# Exercise requirements
Reproduce all lines of the listing below in which the word "Medial" occurs.

- - - -

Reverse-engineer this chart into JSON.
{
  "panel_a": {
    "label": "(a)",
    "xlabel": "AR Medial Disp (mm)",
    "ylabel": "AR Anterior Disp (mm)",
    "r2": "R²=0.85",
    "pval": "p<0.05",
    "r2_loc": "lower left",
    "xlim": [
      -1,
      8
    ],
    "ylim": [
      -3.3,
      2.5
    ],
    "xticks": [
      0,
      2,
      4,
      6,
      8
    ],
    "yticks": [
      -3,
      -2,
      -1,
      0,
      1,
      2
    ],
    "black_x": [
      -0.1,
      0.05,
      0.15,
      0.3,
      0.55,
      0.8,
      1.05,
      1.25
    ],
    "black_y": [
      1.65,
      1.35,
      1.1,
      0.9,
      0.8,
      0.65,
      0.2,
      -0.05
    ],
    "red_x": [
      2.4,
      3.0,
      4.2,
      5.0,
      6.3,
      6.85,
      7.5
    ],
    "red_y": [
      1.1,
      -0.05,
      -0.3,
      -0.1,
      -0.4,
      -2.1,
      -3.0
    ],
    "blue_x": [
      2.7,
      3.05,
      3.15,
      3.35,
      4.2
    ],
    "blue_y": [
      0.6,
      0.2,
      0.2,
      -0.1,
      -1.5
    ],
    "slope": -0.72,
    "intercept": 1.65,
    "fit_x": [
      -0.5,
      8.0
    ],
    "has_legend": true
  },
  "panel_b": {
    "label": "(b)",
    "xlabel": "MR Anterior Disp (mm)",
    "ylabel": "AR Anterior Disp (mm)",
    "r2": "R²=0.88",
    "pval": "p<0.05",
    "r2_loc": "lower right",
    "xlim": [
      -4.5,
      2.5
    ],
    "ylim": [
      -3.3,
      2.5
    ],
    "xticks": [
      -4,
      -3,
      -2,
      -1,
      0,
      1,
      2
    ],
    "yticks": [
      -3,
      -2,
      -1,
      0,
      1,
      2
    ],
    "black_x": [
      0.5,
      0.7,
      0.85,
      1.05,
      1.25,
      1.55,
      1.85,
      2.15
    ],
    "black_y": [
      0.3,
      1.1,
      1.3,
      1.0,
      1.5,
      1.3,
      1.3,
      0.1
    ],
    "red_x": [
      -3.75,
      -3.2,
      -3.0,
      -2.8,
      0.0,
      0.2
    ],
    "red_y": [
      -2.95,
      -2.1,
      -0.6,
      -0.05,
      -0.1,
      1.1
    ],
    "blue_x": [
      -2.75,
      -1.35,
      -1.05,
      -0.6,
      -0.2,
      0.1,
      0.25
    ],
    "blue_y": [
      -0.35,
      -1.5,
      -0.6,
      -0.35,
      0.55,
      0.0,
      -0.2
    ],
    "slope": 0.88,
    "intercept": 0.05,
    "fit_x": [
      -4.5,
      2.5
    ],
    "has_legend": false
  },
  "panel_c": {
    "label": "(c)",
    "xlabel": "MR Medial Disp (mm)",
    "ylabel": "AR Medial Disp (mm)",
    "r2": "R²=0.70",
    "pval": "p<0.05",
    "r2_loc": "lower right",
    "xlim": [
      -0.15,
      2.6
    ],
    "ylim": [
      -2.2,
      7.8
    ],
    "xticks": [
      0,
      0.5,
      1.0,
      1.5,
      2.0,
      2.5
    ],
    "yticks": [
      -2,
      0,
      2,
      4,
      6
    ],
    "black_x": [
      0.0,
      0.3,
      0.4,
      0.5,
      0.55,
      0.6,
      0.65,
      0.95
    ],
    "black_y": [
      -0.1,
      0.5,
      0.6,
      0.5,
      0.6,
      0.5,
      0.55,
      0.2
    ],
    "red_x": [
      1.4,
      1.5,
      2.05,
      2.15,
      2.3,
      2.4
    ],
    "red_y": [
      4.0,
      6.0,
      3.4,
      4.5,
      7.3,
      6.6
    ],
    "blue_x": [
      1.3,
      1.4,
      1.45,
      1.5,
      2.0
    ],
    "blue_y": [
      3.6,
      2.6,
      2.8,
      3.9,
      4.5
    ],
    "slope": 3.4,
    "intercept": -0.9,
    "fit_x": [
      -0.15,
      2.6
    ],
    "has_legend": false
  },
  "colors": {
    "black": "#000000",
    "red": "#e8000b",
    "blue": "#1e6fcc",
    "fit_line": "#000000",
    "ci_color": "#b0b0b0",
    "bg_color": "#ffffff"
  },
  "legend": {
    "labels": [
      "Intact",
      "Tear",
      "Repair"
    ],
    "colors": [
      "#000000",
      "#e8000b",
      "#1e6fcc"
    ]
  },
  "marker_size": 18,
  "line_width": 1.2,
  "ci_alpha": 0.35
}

- - - -

# Task answer
    "xlabel": "AR Medial Disp (mm)",
    "xlabel": "MR Medial Disp (mm)",
    "ylabel": "AR Medial Disp (mm)",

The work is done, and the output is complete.